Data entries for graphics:
++++++

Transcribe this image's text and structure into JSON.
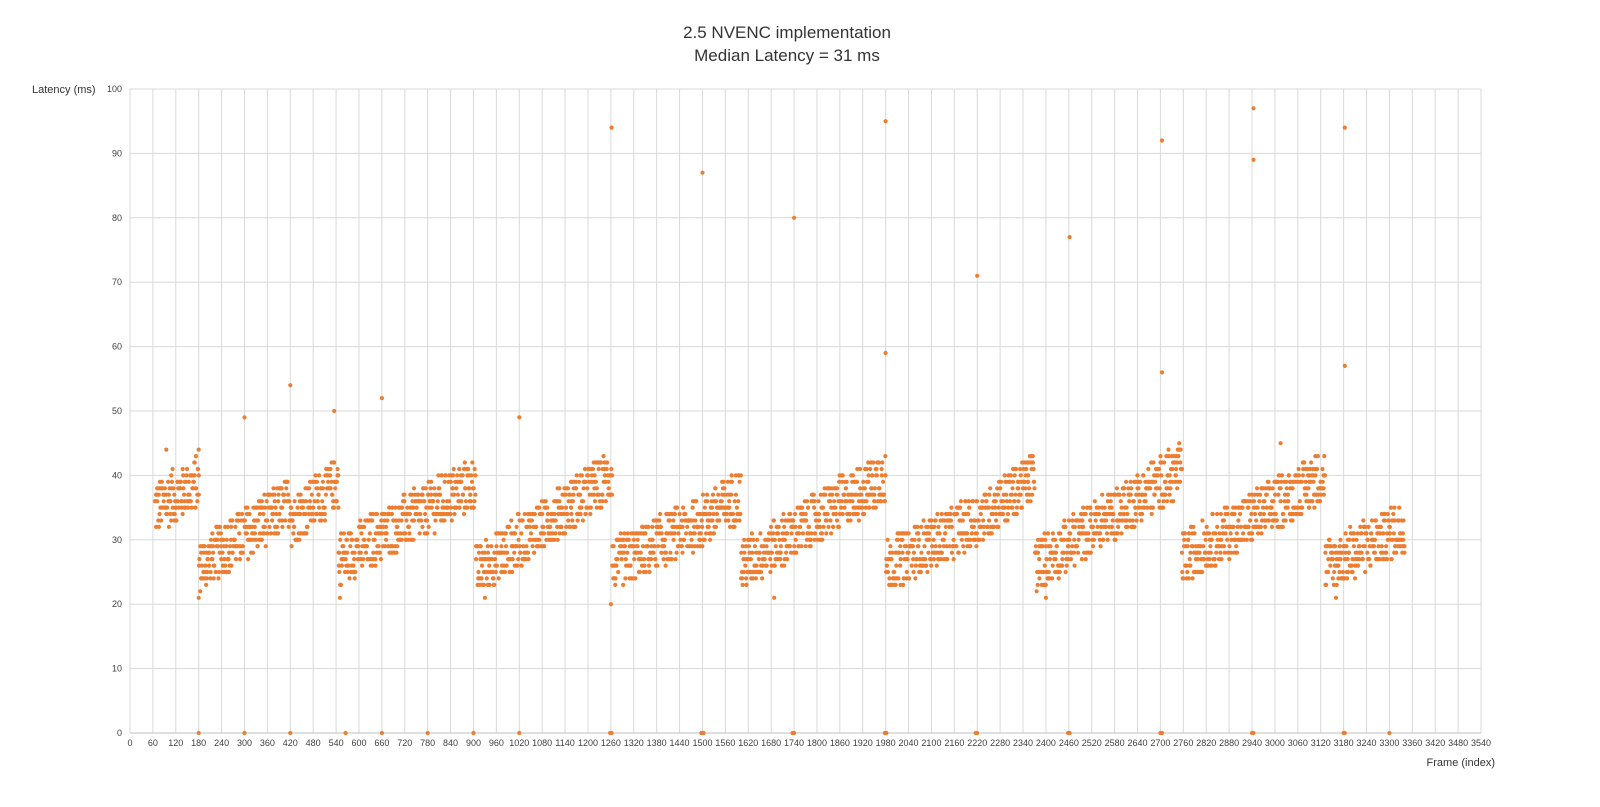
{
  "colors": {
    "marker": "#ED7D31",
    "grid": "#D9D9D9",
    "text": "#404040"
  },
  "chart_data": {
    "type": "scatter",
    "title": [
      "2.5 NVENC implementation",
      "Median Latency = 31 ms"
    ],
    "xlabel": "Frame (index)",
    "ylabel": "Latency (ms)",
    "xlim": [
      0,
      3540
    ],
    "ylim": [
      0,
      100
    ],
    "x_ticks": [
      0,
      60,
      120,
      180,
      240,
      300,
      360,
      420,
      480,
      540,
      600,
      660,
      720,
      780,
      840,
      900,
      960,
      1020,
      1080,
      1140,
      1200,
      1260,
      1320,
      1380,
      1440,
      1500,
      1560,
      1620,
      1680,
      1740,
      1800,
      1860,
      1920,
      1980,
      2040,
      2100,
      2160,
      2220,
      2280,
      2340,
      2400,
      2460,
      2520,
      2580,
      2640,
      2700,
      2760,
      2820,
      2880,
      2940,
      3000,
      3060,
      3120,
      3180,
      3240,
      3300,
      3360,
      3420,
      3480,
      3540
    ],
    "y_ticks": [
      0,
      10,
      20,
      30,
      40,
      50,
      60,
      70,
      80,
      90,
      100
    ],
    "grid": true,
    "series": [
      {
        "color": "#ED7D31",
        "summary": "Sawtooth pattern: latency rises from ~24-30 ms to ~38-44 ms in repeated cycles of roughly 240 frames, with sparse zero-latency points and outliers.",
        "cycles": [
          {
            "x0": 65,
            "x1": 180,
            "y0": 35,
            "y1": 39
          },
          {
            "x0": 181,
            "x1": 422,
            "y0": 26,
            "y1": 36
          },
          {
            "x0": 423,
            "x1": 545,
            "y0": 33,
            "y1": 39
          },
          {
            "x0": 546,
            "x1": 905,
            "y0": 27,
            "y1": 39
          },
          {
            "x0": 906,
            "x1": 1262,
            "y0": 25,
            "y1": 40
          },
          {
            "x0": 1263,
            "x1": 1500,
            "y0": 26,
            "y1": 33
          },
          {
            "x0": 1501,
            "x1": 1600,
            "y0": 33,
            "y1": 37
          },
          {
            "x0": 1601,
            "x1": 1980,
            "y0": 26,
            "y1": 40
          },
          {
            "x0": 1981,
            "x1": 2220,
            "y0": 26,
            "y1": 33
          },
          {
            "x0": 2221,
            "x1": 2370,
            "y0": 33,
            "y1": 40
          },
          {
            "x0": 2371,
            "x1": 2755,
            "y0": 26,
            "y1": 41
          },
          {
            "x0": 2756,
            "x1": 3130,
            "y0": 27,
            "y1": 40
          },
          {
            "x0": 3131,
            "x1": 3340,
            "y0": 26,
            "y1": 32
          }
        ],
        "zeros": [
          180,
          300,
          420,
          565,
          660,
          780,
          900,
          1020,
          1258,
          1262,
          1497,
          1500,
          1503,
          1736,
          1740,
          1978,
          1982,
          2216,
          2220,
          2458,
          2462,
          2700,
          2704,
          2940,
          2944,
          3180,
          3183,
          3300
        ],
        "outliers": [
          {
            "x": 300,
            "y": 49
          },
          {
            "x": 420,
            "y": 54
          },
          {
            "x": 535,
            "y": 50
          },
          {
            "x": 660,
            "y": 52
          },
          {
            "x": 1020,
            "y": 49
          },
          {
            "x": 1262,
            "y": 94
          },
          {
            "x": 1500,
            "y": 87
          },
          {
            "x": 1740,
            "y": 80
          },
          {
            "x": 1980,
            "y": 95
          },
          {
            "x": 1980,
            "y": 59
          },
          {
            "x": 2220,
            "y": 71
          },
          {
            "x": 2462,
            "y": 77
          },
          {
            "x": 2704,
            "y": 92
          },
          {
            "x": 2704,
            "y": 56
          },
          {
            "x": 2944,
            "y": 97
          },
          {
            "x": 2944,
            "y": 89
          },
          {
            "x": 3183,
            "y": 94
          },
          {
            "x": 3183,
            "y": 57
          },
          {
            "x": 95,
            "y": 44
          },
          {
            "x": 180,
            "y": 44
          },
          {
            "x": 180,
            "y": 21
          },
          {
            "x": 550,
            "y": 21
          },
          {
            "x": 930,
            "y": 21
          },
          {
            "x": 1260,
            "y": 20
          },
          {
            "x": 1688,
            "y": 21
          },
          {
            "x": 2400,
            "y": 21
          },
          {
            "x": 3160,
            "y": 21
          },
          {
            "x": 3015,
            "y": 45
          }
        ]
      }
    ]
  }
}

++++++

- [To be done] Print all of the entries word for word. Omit the pictures they contain.

- [Solution to the exercise]
Transcribe this image's text and structure into JSON.
{
  "colors": {
    "marker": "#ED7D31",
    "grid": "#D9D9D9",
    "text": "#404040"
  },
  "chart_data": {
    "type": "scatter",
    "title": [
      "2.5 NVENC implementation",
      "Median Latency = 31 ms"
    ],
    "xlabel": "Frame (index)",
    "ylabel": "Latency (ms)",
    "xlim": [
      0,
      3540
    ],
    "ylim": [
      0,
      100
    ],
    "x_ticks": [
      0,
      60,
      120,
      180,
      240,
      300,
      360,
      420,
      480,
      540,
      600,
      660,
      720,
      780,
      840,
      900,
      960,
      1020,
      1080,
      1140,
      1200,
      1260,
      1320,
      1380,
      1440,
      1500,
      1560,
      1620,
      1680,
      1740,
      1800,
      1860,
      1920,
      1980,
      2040,
      2100,
      2160,
      2220,
      2280,
      2340,
      2400,
      2460,
      2520,
      2580,
      2640,
      2700,
      2760,
      2820,
      2880,
      2940,
      3000,
      3060,
      3120,
      3180,
      3240,
      3300,
      3360,
      3420,
      3480,
      3540
    ],
    "y_ticks": [
      0,
      10,
      20,
      30,
      40,
      50,
      60,
      70,
      80,
      90,
      100
    ],
    "grid": true,
    "series": [
      {
        "color": "#ED7D31",
        "summary": "Sawtooth pattern: latency rises from ~24-30 ms to ~38-44 ms in repeated cycles of roughly 240 frames, with sparse zero-latency points and outliers.",
        "cycles": [
          {
            "x0": 65,
            "x1": 180,
            "y0": 35,
            "y1": 39
          },
          {
            "x0": 181,
            "x1": 422,
            "y0": 26,
            "y1": 36
          },
          {
            "x0": 423,
            "x1": 545,
            "y0": 33,
            "y1": 39
          },
          {
            "x0": 546,
            "x1": 905,
            "y0": 27,
            "y1": 39
          },
          {
            "x0": 906,
            "x1": 1262,
            "y0": 25,
            "y1": 40
          },
          {
            "x0": 1263,
            "x1": 1500,
            "y0": 26,
            "y1": 33
          },
          {
            "x0": 1501,
            "x1": 1600,
            "y0": 33,
            "y1": 37
          },
          {
            "x0": 1601,
            "x1": 1980,
            "y0": 26,
            "y1": 40
          },
          {
            "x0": 1981,
            "x1": 2220,
            "y0": 26,
            "y1": 33
          },
          {
            "x0": 2221,
            "x1": 2370,
            "y0": 33,
            "y1": 40
          },
          {
            "x0": 2371,
            "x1": 2755,
            "y0": 26,
            "y1": 41
          },
          {
            "x0": 2756,
            "x1": 3130,
            "y0": 27,
            "y1": 40
          },
          {
            "x0": 3131,
            "x1": 3340,
            "y0": 26,
            "y1": 32
          }
        ],
        "zeros": [
          180,
          300,
          420,
          565,
          660,
          780,
          900,
          1020,
          1258,
          1262,
          1497,
          1500,
          1503,
          1736,
          1740,
          1978,
          1982,
          2216,
          2220,
          2458,
          2462,
          2700,
          2704,
          2940,
          2944,
          3180,
          3183,
          3300
        ],
        "outliers": [
          {
            "x": 300,
            "y": 49
          },
          {
            "x": 420,
            "y": 54
          },
          {
            "x": 535,
            "y": 50
          },
          {
            "x": 660,
            "y": 52
          },
          {
            "x": 1020,
            "y": 49
          },
          {
            "x": 1262,
            "y": 94
          },
          {
            "x": 1500,
            "y": 87
          },
          {
            "x": 1740,
            "y": 80
          },
          {
            "x": 1980,
            "y": 95
          },
          {
            "x": 1980,
            "y": 59
          },
          {
            "x": 2220,
            "y": 71
          },
          {
            "x": 2462,
            "y": 77
          },
          {
            "x": 2704,
            "y": 92
          },
          {
            "x": 2704,
            "y": 56
          },
          {
            "x": 2944,
            "y": 97
          },
          {
            "x": 2944,
            "y": 89
          },
          {
            "x": 3183,
            "y": 94
          },
          {
            "x": 3183,
            "y": 57
          },
          {
            "x": 95,
            "y": 44
          },
          {
            "x": 180,
            "y": 44
          },
          {
            "x": 180,
            "y": 21
          },
          {
            "x": 550,
            "y": 21
          },
          {
            "x": 930,
            "y": 21
          },
          {
            "x": 1260,
            "y": 20
          },
          {
            "x": 1688,
            "y": 21
          },
          {
            "x": 2400,
            "y": 21
          },
          {
            "x": 3160,
            "y": 21
          },
          {
            "x": 3015,
            "y": 45
          }
        ]
      }
    ]
  }
}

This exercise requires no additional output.